Search the material below for the word "title" and copy every line in which it occurs.
▬▬▬▬▬▬▬▬▬▬
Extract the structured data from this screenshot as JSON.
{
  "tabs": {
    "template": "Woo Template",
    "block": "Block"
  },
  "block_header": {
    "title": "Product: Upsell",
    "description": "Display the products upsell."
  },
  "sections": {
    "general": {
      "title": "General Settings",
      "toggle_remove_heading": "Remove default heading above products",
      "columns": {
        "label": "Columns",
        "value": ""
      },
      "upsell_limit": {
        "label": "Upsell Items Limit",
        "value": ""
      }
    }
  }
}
▬▬▬▬▬▬▬▬▬▬
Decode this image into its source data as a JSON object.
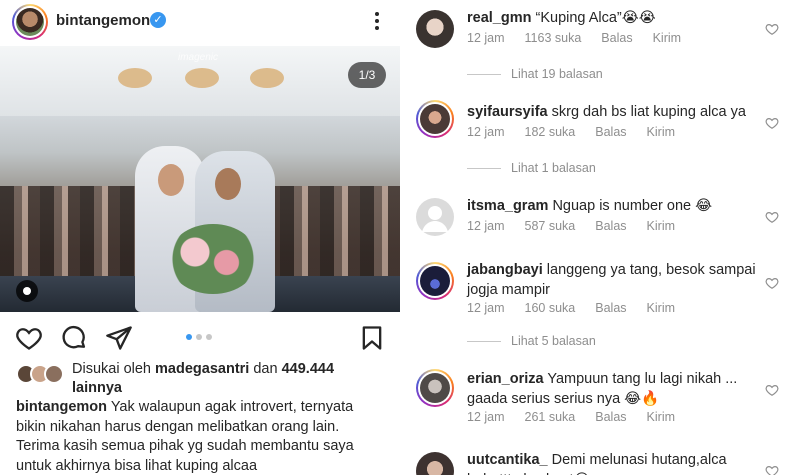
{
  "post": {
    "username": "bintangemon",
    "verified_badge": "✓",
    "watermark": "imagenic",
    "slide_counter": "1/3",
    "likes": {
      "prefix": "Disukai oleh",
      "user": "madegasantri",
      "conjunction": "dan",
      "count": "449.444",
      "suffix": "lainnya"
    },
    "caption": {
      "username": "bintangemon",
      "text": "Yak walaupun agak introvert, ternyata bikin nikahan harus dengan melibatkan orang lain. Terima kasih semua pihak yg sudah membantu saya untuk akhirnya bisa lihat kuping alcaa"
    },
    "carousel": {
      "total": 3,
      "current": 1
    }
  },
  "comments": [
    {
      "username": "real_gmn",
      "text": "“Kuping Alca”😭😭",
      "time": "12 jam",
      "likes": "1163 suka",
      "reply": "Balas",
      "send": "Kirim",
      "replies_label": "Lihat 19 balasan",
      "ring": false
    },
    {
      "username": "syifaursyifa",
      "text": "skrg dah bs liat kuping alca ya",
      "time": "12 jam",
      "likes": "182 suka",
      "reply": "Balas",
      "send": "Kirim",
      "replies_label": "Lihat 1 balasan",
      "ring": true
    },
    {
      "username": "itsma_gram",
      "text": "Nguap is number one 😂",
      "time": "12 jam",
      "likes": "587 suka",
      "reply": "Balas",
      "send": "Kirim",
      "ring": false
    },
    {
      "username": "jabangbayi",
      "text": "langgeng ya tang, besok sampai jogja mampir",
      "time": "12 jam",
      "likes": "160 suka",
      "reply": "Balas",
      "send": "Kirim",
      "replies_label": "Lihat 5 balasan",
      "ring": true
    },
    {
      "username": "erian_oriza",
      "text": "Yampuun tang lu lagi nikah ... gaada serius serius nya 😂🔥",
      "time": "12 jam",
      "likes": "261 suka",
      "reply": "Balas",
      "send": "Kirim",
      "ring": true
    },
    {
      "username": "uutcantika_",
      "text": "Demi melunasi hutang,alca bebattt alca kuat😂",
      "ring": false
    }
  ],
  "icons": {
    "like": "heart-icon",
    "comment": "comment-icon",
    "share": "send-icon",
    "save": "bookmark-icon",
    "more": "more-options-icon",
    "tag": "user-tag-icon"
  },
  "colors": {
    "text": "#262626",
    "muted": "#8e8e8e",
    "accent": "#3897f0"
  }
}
▬▬▬▬▬▬▬▬▬▬
Exercise output:
    "title": "Product: Upsell",
      "title": "General Settings",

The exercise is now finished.